▶ _What to work on_:
Write out each line of the material again, word for word.

Stored items:
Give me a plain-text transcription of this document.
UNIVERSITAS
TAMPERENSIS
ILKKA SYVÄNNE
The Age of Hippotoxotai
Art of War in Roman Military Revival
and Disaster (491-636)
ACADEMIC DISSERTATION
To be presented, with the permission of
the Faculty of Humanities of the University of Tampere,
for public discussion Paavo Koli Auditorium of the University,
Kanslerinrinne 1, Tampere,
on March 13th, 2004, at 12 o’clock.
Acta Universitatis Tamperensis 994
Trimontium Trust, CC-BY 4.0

▶ _Result_:
Give me a plain-text transcription of this document.
UNIVERSITAS
TAMPERENSIS
ILKKA SYVÄNNE
The Age of Hippotoxotai
Art of War in Roman Military Revival
and Disaster (491-636)
ACADEMIC DISSERTATION
To be presented, with the permission of
the Faculty of Humanities of the University of Tampere,
for public discussion Paavo Koli Auditorium of the University,
Kanslerinrinne 1, Tampere,
on March 13th, 2004, at 12 o’clock.
Acta Universitatis Tamperensis 994
Trimontium Trust, CC-BY 4.0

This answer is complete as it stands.